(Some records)
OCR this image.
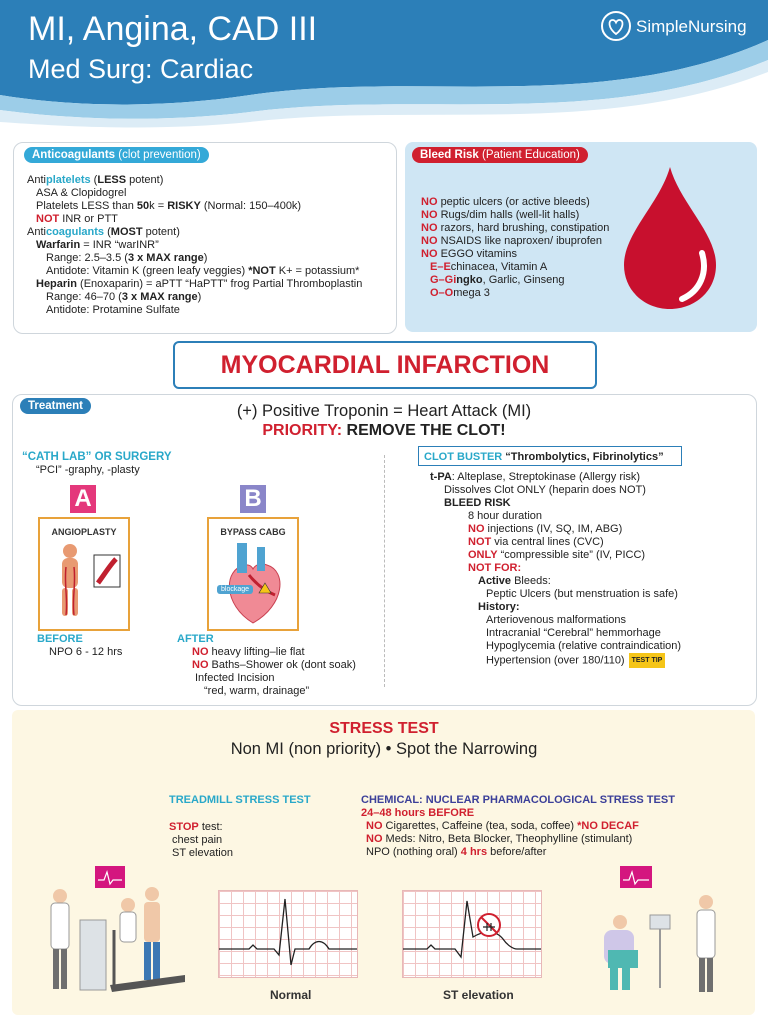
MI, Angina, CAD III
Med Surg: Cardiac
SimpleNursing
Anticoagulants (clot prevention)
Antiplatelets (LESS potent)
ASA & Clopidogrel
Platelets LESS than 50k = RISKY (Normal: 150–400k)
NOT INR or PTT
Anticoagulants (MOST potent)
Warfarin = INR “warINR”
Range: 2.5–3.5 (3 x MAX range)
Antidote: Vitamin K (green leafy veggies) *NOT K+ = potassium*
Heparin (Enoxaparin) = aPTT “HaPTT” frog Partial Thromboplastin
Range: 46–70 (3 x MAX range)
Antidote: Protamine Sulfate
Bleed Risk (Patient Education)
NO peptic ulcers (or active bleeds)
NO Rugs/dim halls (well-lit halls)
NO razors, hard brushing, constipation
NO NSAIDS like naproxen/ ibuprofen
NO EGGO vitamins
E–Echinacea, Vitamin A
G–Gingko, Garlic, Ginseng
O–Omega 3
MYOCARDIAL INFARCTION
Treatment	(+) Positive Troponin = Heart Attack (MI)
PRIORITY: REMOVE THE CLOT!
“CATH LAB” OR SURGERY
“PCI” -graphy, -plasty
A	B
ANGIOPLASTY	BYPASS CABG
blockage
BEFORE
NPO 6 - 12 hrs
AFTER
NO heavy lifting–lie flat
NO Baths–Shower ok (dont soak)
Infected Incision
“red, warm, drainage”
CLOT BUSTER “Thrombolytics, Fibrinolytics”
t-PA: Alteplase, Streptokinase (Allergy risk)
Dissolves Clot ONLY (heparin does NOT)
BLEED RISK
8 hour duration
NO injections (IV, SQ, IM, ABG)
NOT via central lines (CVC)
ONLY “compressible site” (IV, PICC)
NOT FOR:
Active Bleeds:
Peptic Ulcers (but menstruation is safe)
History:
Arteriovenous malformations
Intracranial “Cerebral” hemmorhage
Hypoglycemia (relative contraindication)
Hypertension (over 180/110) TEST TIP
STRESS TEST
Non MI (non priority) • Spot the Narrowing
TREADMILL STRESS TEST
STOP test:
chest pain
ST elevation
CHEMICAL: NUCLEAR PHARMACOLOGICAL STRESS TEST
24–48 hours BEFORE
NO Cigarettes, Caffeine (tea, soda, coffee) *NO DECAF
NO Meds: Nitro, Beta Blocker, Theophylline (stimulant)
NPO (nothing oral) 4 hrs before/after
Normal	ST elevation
--
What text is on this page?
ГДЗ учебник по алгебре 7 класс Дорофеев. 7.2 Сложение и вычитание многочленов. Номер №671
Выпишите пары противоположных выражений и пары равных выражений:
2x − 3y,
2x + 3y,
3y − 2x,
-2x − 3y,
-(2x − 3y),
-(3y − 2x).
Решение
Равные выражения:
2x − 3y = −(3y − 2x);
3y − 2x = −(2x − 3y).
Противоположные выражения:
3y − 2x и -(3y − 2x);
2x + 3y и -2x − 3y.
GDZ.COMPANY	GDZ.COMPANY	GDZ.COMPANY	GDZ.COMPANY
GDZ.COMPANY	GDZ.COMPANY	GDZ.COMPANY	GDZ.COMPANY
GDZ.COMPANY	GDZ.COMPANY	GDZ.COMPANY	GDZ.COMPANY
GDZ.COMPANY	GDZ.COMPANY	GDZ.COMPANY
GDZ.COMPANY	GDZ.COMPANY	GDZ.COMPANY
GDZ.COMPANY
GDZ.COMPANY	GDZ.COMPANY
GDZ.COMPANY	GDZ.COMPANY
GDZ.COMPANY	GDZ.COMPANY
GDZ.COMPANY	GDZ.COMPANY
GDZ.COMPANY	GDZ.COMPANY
--
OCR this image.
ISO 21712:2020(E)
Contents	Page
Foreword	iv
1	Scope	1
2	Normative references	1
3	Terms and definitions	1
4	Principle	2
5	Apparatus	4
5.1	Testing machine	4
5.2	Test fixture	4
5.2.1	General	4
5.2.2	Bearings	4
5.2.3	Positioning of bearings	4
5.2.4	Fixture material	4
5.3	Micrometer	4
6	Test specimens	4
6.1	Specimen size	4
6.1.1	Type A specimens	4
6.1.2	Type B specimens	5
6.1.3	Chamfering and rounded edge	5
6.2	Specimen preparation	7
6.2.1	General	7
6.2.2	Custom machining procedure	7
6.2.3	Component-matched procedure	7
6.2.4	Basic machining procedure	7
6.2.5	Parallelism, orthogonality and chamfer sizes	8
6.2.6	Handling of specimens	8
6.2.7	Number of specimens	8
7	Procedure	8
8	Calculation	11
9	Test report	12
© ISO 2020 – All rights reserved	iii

Objective:
Locate the lines above that hold the word "LESS". Show every one of them.

Written response:
Antiplatelets (LESS potent)
Platelets LESS than 50k = RISKY (Normal: 150–400k)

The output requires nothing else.